→ **TASK BRIEF**: Give only the number of lines in the records below that contain the word "length".

→ **INPUT**:
_ _ _

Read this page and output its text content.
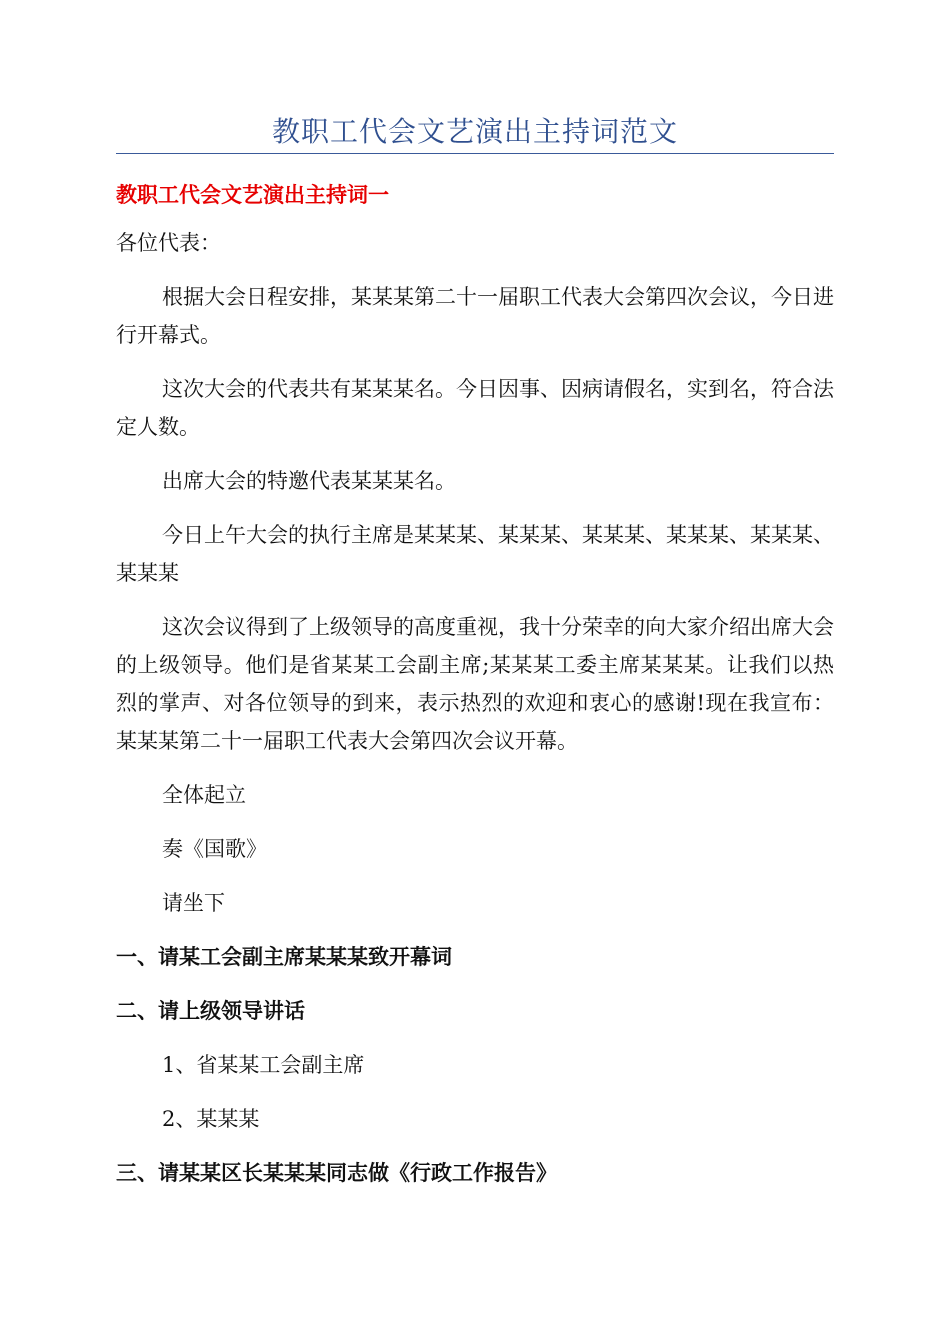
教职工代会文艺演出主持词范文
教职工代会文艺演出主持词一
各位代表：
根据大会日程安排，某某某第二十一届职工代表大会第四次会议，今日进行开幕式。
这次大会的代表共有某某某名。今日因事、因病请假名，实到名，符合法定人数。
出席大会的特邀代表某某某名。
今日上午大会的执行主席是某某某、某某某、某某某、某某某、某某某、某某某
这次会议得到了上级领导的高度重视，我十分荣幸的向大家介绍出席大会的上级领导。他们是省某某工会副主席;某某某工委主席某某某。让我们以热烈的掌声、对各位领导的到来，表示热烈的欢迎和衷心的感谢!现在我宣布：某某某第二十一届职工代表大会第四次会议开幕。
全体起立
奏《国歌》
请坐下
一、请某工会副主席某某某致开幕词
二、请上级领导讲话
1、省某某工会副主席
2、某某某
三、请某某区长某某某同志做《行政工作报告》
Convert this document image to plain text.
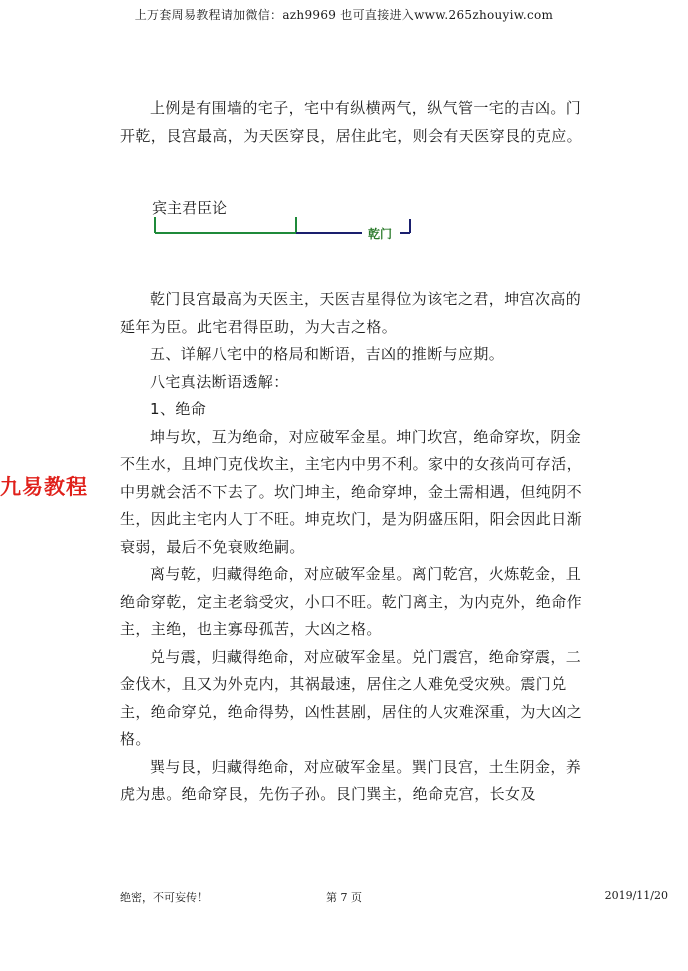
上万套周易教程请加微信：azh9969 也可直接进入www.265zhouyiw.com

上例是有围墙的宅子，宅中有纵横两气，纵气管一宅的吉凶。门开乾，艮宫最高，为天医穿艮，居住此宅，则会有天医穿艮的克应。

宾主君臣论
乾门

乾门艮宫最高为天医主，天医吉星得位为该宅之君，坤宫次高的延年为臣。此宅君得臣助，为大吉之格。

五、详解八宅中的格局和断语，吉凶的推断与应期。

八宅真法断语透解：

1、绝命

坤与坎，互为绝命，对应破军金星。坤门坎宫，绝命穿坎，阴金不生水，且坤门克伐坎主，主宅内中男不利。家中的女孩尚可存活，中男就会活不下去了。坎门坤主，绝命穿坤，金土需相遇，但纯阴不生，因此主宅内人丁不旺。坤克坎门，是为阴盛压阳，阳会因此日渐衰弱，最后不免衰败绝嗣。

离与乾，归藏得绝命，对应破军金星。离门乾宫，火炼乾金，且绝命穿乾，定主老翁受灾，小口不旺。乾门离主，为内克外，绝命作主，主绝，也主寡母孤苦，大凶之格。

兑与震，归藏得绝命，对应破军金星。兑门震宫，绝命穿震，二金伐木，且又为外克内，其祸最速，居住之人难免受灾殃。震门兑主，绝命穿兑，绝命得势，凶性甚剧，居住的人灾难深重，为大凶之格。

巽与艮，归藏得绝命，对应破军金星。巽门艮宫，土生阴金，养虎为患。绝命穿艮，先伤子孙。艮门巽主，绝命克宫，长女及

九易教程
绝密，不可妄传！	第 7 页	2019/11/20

_ _ _

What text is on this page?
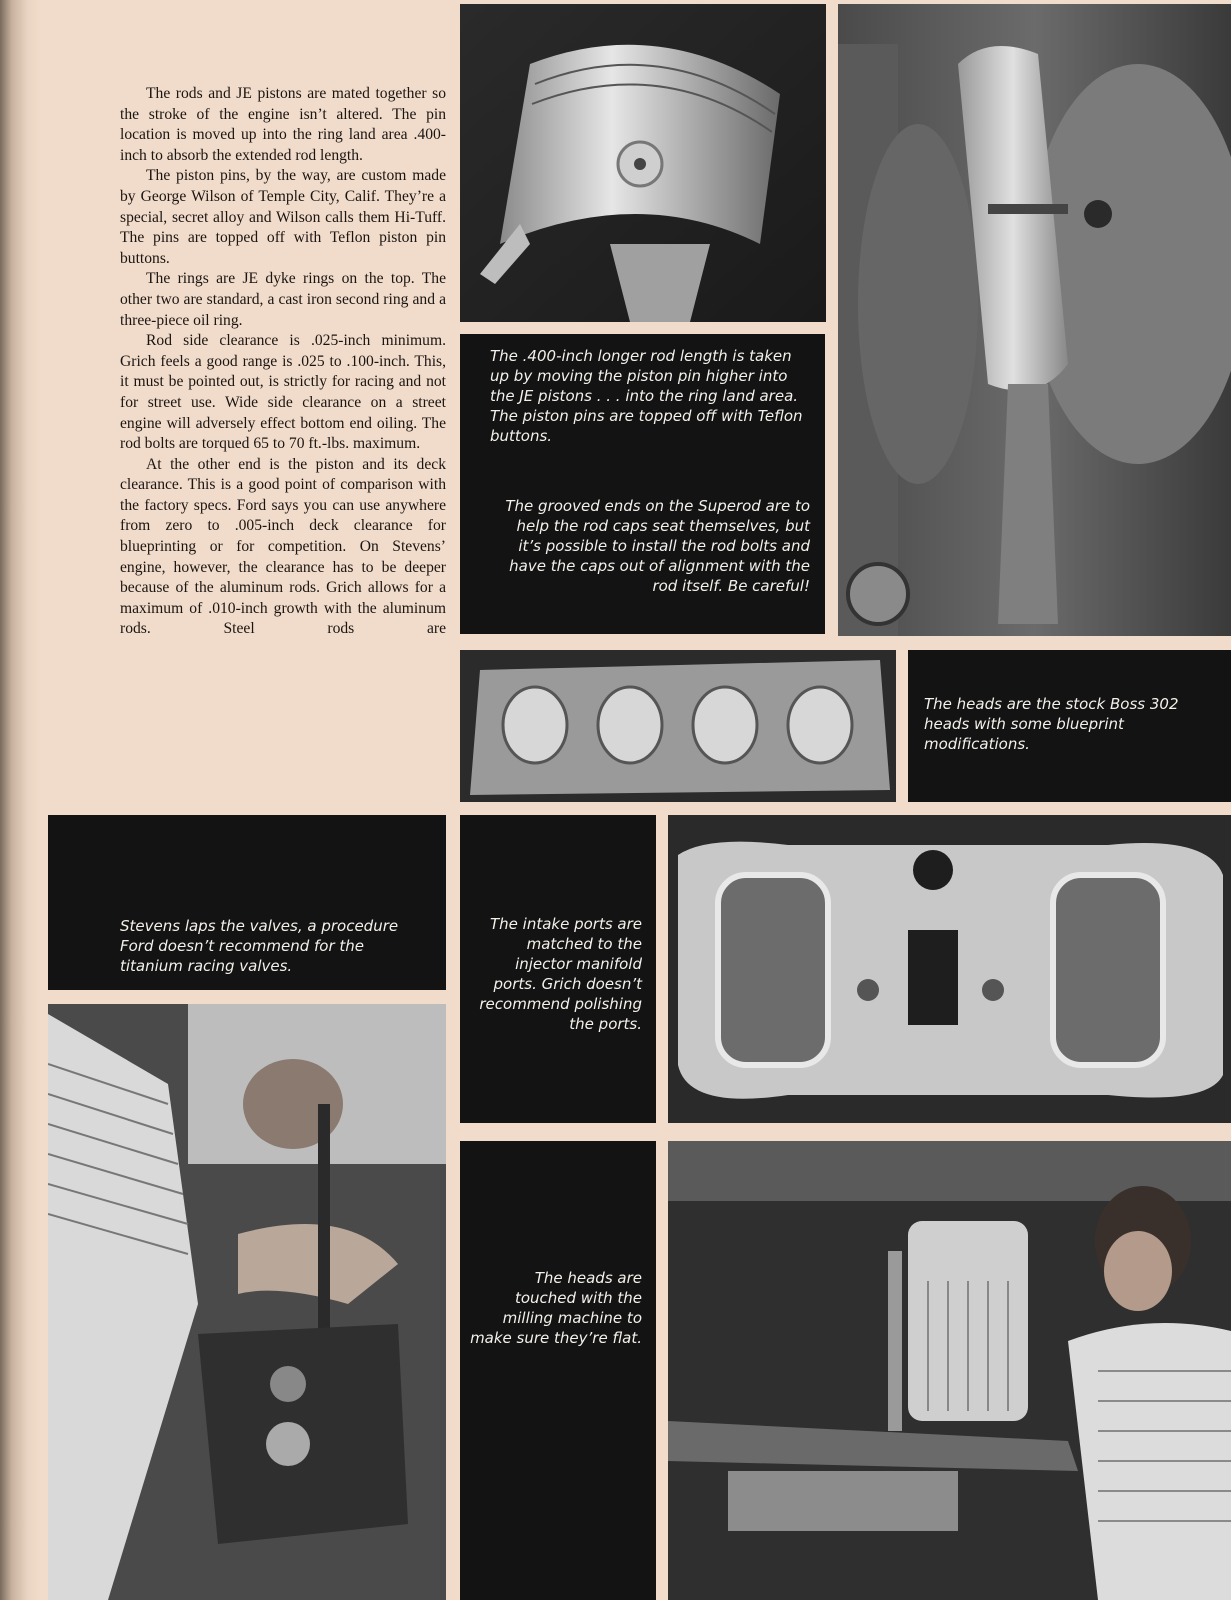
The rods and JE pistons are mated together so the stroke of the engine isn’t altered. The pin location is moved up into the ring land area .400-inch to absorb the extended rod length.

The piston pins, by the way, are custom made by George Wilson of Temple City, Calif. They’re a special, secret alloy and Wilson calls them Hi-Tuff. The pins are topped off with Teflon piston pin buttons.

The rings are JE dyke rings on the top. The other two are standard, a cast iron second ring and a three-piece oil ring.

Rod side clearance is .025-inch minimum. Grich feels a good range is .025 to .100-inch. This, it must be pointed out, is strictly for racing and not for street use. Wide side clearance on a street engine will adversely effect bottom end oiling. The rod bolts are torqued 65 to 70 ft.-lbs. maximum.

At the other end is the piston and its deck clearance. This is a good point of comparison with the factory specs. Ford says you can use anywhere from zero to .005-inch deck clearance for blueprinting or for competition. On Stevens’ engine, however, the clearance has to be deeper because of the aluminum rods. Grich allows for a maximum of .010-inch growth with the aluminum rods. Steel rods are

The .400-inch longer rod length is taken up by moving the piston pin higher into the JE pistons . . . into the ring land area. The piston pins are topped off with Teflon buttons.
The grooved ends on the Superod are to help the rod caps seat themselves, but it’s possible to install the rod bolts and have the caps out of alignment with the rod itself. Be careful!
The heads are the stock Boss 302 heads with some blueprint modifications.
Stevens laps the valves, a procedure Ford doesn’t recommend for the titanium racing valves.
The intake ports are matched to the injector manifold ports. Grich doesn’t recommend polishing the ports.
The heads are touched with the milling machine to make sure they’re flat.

_ _ _

→ **THE OUTPUT**: 2